--- What you need to do ---
Print every entry exactly as written.
────────────────────
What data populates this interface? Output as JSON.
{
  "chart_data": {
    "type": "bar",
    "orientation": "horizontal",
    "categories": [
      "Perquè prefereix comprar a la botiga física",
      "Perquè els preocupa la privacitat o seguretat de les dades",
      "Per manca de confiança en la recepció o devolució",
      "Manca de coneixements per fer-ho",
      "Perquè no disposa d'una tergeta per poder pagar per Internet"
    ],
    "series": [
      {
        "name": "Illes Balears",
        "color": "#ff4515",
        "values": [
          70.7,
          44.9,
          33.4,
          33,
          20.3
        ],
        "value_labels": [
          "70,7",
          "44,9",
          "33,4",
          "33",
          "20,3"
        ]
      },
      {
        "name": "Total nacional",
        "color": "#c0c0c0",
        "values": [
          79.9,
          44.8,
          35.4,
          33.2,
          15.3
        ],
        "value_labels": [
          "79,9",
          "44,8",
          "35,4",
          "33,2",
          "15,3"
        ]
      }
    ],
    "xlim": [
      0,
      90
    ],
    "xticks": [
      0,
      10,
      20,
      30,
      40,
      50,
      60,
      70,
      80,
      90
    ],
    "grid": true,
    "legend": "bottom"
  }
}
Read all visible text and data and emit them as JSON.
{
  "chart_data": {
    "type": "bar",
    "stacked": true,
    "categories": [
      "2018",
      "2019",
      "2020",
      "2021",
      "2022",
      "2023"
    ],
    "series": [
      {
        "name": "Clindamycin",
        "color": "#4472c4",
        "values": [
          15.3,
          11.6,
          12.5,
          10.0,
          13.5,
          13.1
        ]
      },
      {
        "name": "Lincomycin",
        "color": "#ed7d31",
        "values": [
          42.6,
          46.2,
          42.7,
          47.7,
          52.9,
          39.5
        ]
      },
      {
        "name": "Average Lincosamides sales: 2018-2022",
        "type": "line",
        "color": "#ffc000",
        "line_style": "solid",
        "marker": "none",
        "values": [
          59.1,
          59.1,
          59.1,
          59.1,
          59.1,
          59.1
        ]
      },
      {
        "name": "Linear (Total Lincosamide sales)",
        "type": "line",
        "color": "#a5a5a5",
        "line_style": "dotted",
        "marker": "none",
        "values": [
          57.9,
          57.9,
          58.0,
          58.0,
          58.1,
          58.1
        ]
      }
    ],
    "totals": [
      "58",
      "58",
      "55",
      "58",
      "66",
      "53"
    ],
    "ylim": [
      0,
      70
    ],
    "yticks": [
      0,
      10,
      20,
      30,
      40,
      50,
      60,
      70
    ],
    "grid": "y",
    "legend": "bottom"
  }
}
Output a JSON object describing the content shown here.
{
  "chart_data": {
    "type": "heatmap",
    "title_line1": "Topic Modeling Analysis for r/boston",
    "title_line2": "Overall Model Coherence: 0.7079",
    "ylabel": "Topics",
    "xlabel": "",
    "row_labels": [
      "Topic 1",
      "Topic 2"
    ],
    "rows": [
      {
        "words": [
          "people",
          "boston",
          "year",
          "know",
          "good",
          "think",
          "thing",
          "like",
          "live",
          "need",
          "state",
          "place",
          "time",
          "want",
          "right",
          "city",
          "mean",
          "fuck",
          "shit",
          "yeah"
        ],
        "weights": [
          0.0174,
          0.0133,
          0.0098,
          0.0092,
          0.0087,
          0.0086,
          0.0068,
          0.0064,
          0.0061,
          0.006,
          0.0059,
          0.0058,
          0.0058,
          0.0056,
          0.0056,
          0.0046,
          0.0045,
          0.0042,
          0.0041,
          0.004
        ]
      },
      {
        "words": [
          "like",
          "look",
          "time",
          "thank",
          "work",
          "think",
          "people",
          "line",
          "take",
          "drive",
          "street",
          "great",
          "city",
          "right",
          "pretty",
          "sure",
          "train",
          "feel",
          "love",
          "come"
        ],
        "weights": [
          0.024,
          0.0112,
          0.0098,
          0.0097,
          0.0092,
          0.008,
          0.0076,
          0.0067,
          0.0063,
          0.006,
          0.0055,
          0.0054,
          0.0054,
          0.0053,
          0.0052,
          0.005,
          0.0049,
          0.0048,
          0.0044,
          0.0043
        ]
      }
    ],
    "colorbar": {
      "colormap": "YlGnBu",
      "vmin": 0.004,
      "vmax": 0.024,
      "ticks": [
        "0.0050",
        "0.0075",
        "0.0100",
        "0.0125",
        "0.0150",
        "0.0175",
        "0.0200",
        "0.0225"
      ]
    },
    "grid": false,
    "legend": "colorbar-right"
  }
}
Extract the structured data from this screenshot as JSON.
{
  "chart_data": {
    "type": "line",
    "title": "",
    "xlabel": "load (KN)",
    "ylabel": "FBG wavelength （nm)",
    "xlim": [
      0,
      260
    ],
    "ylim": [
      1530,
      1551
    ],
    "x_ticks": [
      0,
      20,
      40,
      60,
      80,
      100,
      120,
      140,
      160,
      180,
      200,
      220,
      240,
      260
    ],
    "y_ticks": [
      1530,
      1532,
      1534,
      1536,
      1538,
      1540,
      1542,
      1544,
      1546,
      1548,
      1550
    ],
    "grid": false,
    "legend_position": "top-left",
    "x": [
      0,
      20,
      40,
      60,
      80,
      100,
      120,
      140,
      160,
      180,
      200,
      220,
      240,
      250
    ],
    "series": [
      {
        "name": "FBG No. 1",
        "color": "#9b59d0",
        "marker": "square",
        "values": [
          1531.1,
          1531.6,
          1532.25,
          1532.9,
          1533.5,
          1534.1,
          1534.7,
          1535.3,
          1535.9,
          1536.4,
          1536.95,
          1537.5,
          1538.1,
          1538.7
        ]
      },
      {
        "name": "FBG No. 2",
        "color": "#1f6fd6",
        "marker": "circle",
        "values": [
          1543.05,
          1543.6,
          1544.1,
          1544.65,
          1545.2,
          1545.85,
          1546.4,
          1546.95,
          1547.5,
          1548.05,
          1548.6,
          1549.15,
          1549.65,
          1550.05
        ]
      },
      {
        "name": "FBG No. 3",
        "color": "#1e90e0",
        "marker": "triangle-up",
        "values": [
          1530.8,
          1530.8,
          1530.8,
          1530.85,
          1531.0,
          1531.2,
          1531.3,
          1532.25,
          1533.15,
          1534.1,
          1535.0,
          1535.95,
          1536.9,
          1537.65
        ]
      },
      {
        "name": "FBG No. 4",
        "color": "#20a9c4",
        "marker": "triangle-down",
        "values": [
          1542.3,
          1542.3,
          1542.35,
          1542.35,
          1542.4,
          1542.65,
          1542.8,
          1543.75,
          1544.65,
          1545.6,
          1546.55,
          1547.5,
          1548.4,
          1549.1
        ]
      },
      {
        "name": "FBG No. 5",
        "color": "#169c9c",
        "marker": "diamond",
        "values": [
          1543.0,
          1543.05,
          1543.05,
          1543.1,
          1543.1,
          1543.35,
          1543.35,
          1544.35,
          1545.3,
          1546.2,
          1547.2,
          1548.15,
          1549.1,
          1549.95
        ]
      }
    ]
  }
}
────────────────────
--- Correct result ---
What data populates this interface? Output as JSON.
{
  "chart_data": {
    "type": "bar",
    "orientation": "horizontal",
    "categories": [
      "Perquè prefereix comprar a la botiga física",
      "Perquè els preocupa la privacitat o seguretat de les dades",
      "Per manca de confiança en la recepció o devolució",
      "Manca de coneixements per fer-ho",
      "Perquè no disposa d'una tergeta per poder pagar per Internet"
    ],
    "series": [
      {
        "name": "Illes Balears",
        "color": "#ff4515",
        "values": [
          70.7,
          44.9,
          33.4,
          33,
          20.3
        ],
        "value_labels": [
          "70,7",
          "44,9",
          "33,4",
          "33",
          "20,3"
        ]
      },
      {
        "name": "Total nacional",
        "color": "#c0c0c0",
        "values": [
          79.9,
          44.8,
          35.4,
          33.2,
          15.3
        ],
        "value_labels": [
          "79,9",
          "44,8",
          "35,4",
          "33,2",
          "15,3"
        ]
      }
    ],
    "xlim": [
      0,
      90
    ],
    "xticks": [
      0,
      10,
      20,
      30,
      40,
      50,
      60,
      70,
      80,
      90
    ],
    "grid": true,
    "legend": "bottom"
  }
}
Read all visible text and data and emit them as JSON.
{
  "chart_data": {
    "type": "bar",
    "stacked": true,
    "categories": [
      "2018",
      "2019",
      "2020",
      "2021",
      "2022",
      "2023"
    ],
    "series": [
      {
        "name": "Clindamycin",
        "color": "#4472c4",
        "values": [
          15.3,
          11.6,
          12.5,
          10.0,
          13.5,
          13.1
        ]
      },
      {
        "name": "Lincomycin",
        "color": "#ed7d31",
        "values": [
          42.6,
          46.2,
          42.7,
          47.7,
          52.9,
          39.5
        ]
      },
      {
        "name": "Average Lincosamides sales: 2018-2022",
        "type": "line",
        "color": "#ffc000",
        "line_style": "solid",
        "marker": "none",
        "values": [
          59.1,
          59.1,
          59.1,
          59.1,
          59.1,
          59.1
        ]
      },
      {
        "name": "Linear (Total Lincosamide sales)",
        "type": "line",
        "color": "#a5a5a5",
        "line_style": "dotted",
        "marker": "none",
        "values": [
          57.9,
          57.9,
          58.0,
          58.0,
          58.1,
          58.1
        ]
      }
    ],
    "totals": [
      "58",
      "58",
      "55",
      "58",
      "66",
      "53"
    ],
    "ylim": [
      0,
      70
    ],
    "yticks": [
      0,
      10,
      20,
      30,
      40,
      50,
      60,
      70
    ],
    "grid": "y",
    "legend": "bottom"
  }
}
Output a JSON object describing the content shown here.
{
  "chart_data": {
    "type": "heatmap",
    "title_line1": "Topic Modeling Analysis for r/boston",
    "title_line2": "Overall Model Coherence: 0.7079",
    "ylabel": "Topics",
    "xlabel": "",
    "row_labels": [
      "Topic 1",
      "Topic 2"
    ],
    "rows": [
      {
        "words": [
          "people",
          "boston",
          "year",
          "know",
          "good",
          "think",
          "thing",
          "like",
          "live",
          "need",
          "state",
          "place",
          "time",
          "want",
          "right",
          "city",
          "mean",
          "fuck",
          "shit",
          "yeah"
        ],
        "weights": [
          0.0174,
          0.0133,
          0.0098,
          0.0092,
          0.0087,
          0.0086,
          0.0068,
          0.0064,
          0.0061,
          0.006,
          0.0059,
          0.0058,
          0.0058,
          0.0056,
          0.0056,
          0.0046,
          0.0045,
          0.0042,
          0.0041,
          0.004
        ]
      },
      {
        "words": [
          "like",
          "look",
          "time",
          "thank",
          "work",
          "think",
          "people",
          "line",
          "take",
          "drive",
          "street",
          "great",
          "city",
          "right",
          "pretty",
          "sure",
          "train",
          "feel",
          "love",
          "come"
        ],
        "weights": [
          0.024,
          0.0112,
          0.0098,
          0.0097,
          0.0092,
          0.008,
          0.0076,
          0.0067,
          0.0063,
          0.006,
          0.0055,
          0.0054,
          0.0054,
          0.0053,
          0.0052,
          0.005,
          0.0049,
          0.0048,
          0.0044,
          0.0043
        ]
      }
    ],
    "colorbar": {
      "colormap": "YlGnBu",
      "vmin": 0.004,
      "vmax": 0.024,
      "ticks": [
        "0.0050",
        "0.0075",
        "0.0100",
        "0.0125",
        "0.0150",
        "0.0175",
        "0.0200",
        "0.0225"
      ]
    },
    "grid": false,
    "legend": "colorbar-right"
  }
}
Extract the structured data from this screenshot as JSON.
{
  "chart_data": {
    "type": "line",
    "title": "",
    "xlabel": "load (KN)",
    "ylabel": "FBG wavelength （nm)",
    "xlim": [
      0,
      260
    ],
    "ylim": [
      1530,
      1551
    ],
    "x_ticks": [
      0,
      20,
      40,
      60,
      80,
      100,
      120,
      140,
      160,
      180,
      200,
      220,
      240,
      260
    ],
    "y_ticks": [
      1530,
      1532,
      1534,
      1536,
      1538,
      1540,
      1542,
      1544,
      1546,
      1548,
      1550
    ],
    "grid": false,
    "legend_position": "top-left",
    "x": [
      0,
      20,
      40,
      60,
      80,
      100,
      120,
      140,
      160,
      180,
      200,
      220,
      240,
      250
    ],
    "series": [
      {
        "name": "FBG No. 1",
        "color": "#9b59d0",
        "marker": "square",
        "values": [
          1531.1,
          1531.6,
          1532.25,
          1532.9,
          1533.5,
          1534.1,
          1534.7,
          1535.3,
          1535.9,
          1536.4,
          1536.95,
          1537.5,
          1538.1,
          1538.7
        ]
      },
      {
        "name": "FBG No. 2",
        "color": "#1f6fd6",
        "marker": "circle",
        "values": [
          1543.05,
          1543.6,
          1544.1,
          1544.65,
          1545.2,
          1545.85,
          1546.4,
          1546.95,
          1547.5,
          1548.05,
          1548.6,
          1549.15,
          1549.65,
          1550.05
        ]
      },
      {
        "name": "FBG No. 3",
        "color": "#1e90e0",
        "marker": "triangle-up",
        "values": [
          1530.8,
          1530.8,
          1530.8,
          1530.85,
          1531.0,
          1531.2,
          1531.3,
          1532.25,
          1533.15,
          1534.1,
          1535.0,
          1535.95,
          1536.9,
          1537.65
        ]
      },
      {
        "name": "FBG No. 4",
        "color": "#20a9c4",
        "marker": "triangle-down",
        "values": [
          1542.3,
          1542.3,
          1542.35,
          1542.35,
          1542.4,
          1542.65,
          1542.8,
          1543.75,
          1544.65,
          1545.6,
          1546.55,
          1547.5,
          1548.4,
          1549.1
        ]
      },
      {
        "name": "FBG No. 5",
        "color": "#169c9c",
        "marker": "diamond",
        "values": [
          1543.0,
          1543.05,
          1543.05,
          1543.1,
          1543.1,
          1543.35,
          1543.35,
          1544.35,
          1545.3,
          1546.2,
          1547.2,
          1548.15,
          1549.1,
          1549.95
        ]
      }
    ]
  }
}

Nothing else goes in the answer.